> _RECORDS SUPPLIED_:
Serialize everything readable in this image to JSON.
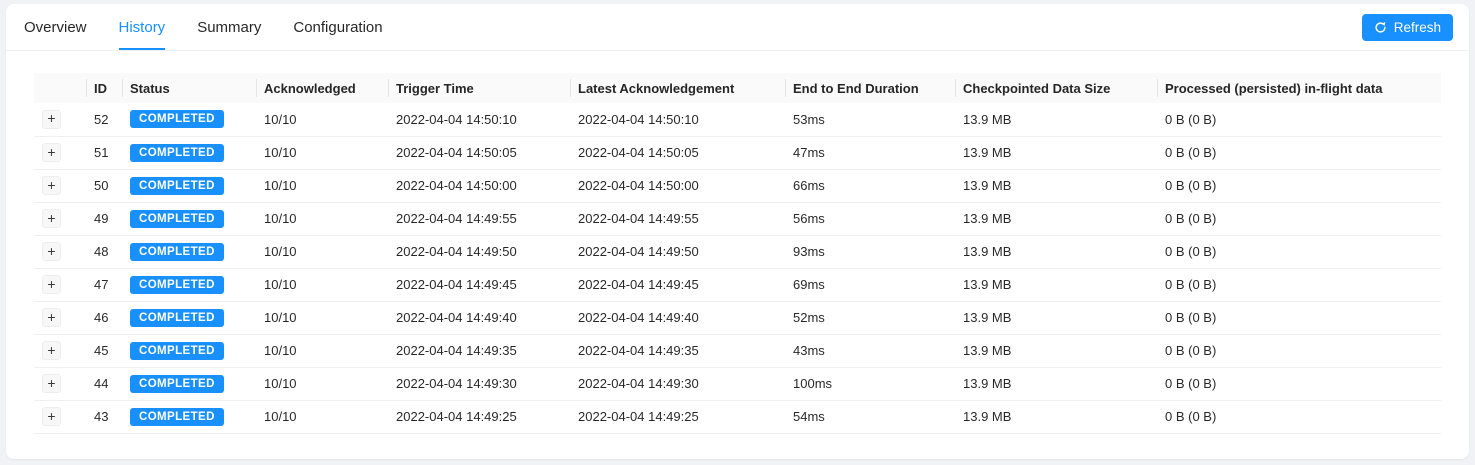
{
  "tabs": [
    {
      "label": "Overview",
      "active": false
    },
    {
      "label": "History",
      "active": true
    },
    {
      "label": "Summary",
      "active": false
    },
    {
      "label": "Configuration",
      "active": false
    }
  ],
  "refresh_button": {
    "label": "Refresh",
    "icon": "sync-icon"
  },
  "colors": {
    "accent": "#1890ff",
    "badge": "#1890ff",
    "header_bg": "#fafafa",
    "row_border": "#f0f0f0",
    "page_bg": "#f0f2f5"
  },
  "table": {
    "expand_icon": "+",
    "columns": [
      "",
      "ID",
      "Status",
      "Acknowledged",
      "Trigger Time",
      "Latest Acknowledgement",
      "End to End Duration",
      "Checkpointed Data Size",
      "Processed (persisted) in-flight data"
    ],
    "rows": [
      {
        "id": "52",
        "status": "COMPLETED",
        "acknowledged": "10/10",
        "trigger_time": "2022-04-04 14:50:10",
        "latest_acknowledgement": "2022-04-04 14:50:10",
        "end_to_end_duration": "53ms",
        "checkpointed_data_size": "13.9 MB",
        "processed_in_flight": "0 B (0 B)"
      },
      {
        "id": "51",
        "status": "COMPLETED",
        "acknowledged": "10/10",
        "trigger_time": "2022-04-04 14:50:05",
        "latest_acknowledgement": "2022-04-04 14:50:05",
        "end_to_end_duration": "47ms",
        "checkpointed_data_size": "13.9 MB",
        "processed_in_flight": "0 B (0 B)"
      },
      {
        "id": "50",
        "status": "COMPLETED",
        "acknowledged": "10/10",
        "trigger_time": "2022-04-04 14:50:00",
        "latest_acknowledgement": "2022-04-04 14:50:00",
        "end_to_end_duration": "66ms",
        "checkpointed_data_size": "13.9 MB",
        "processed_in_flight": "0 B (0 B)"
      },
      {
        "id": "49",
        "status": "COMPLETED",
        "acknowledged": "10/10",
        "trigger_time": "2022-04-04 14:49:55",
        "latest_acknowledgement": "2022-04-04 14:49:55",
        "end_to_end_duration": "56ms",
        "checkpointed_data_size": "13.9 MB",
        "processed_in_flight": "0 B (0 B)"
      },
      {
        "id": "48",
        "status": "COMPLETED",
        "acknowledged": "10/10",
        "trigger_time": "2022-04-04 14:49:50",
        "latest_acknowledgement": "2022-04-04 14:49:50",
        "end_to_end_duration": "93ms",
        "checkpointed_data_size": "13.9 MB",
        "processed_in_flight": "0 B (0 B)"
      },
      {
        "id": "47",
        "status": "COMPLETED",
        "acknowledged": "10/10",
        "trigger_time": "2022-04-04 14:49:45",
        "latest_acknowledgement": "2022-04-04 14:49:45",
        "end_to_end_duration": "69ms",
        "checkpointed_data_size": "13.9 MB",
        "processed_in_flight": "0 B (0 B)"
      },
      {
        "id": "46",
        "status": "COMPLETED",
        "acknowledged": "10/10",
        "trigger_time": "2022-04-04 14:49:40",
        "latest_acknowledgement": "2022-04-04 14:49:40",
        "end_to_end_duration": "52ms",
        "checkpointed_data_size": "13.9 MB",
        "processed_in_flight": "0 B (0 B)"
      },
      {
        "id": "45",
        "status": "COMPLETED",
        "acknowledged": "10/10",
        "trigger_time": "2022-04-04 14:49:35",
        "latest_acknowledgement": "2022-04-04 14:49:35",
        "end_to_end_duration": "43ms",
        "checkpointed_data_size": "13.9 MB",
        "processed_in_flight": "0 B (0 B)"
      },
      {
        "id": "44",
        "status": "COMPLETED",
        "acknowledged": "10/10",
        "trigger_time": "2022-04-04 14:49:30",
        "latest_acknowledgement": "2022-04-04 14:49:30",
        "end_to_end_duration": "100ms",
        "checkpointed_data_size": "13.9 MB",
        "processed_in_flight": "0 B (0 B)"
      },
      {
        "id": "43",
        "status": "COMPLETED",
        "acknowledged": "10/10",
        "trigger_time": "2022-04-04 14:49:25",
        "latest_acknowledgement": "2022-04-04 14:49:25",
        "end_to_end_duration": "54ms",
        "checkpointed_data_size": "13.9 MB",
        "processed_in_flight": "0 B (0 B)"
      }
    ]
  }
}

> _TASK TO COMPLETE_:
Return all of the data exactly as written, and drop the pictures.

> _PROBLEM SOLUTION_:
Serialize everything readable in this image to JSON.
{
  "tabs": [
    {
      "label": "Overview",
      "active": false
    },
    {
      "label": "History",
      "active": true
    },
    {
      "label": "Summary",
      "active": false
    },
    {
      "label": "Configuration",
      "active": false
    }
  ],
  "refresh_button": {
    "label": "Refresh",
    "icon": "sync-icon"
  },
  "colors": {
    "accent": "#1890ff",
    "badge": "#1890ff",
    "header_bg": "#fafafa",
    "row_border": "#f0f0f0",
    "page_bg": "#f0f2f5"
  },
  "table": {
    "expand_icon": "+",
    "columns": [
      "",
      "ID",
      "Status",
      "Acknowledged",
      "Trigger Time",
      "Latest Acknowledgement",
      "End to End Duration",
      "Checkpointed Data Size",
      "Processed (persisted) in-flight data"
    ],
    "rows": [
      {
        "id": "52",
        "status": "COMPLETED",
        "acknowledged": "10/10",
        "trigger_time": "2022-04-04 14:50:10",
        "latest_acknowledgement": "2022-04-04 14:50:10",
        "end_to_end_duration": "53ms",
        "checkpointed_data_size": "13.9 MB",
        "processed_in_flight": "0 B (0 B)"
      },
      {
        "id": "51",
        "status": "COMPLETED",
        "acknowledged": "10/10",
        "trigger_time": "2022-04-04 14:50:05",
        "latest_acknowledgement": "2022-04-04 14:50:05",
        "end_to_end_duration": "47ms",
        "checkpointed_data_size": "13.9 MB",
        "processed_in_flight": "0 B (0 B)"
      },
      {
        "id": "50",
        "status": "COMPLETED",
        "acknowledged": "10/10",
        "trigger_time": "2022-04-04 14:50:00",
        "latest_acknowledgement": "2022-04-04 14:50:00",
        "end_to_end_duration": "66ms",
        "checkpointed_data_size": "13.9 MB",
        "processed_in_flight": "0 B (0 B)"
      },
      {
        "id": "49",
        "status": "COMPLETED",
        "acknowledged": "10/10",
        "trigger_time": "2022-04-04 14:49:55",
        "latest_acknowledgement": "2022-04-04 14:49:55",
        "end_to_end_duration": "56ms",
        "checkpointed_data_size": "13.9 MB",
        "processed_in_flight": "0 B (0 B)"
      },
      {
        "id": "48",
        "status": "COMPLETED",
        "acknowledged": "10/10",
        "trigger_time": "2022-04-04 14:49:50",
        "latest_acknowledgement": "2022-04-04 14:49:50",
        "end_to_end_duration": "93ms",
        "checkpointed_data_size": "13.9 MB",
        "processed_in_flight": "0 B (0 B)"
      },
      {
        "id": "47",
        "status": "COMPLETED",
        "acknowledged": "10/10",
        "trigger_time": "2022-04-04 14:49:45",
        "latest_acknowledgement": "2022-04-04 14:49:45",
        "end_to_end_duration": "69ms",
        "checkpointed_data_size": "13.9 MB",
        "processed_in_flight": "0 B (0 B)"
      },
      {
        "id": "46",
        "status": "COMPLETED",
        "acknowledged": "10/10",
        "trigger_time": "2022-04-04 14:49:40",
        "latest_acknowledgement": "2022-04-04 14:49:40",
        "end_to_end_duration": "52ms",
        "checkpointed_data_size": "13.9 MB",
        "processed_in_flight": "0 B (0 B)"
      },
      {
        "id": "45",
        "status": "COMPLETED",
        "acknowledged": "10/10",
        "trigger_time": "2022-04-04 14:49:35",
        "latest_acknowledgement": "2022-04-04 14:49:35",
        "end_to_end_duration": "43ms",
        "checkpointed_data_size": "13.9 MB",
        "processed_in_flight": "0 B (0 B)"
      },
      {
        "id": "44",
        "status": "COMPLETED",
        "acknowledged": "10/10",
        "trigger_time": "2022-04-04 14:49:30",
        "latest_acknowledgement": "2022-04-04 14:49:30",
        "end_to_end_duration": "100ms",
        "checkpointed_data_size": "13.9 MB",
        "processed_in_flight": "0 B (0 B)"
      },
      {
        "id": "43",
        "status": "COMPLETED",
        "acknowledged": "10/10",
        "trigger_time": "2022-04-04 14:49:25",
        "latest_acknowledgement": "2022-04-04 14:49:25",
        "end_to_end_duration": "54ms",
        "checkpointed_data_size": "13.9 MB",
        "processed_in_flight": "0 B (0 B)"
      }
    ]
  }
}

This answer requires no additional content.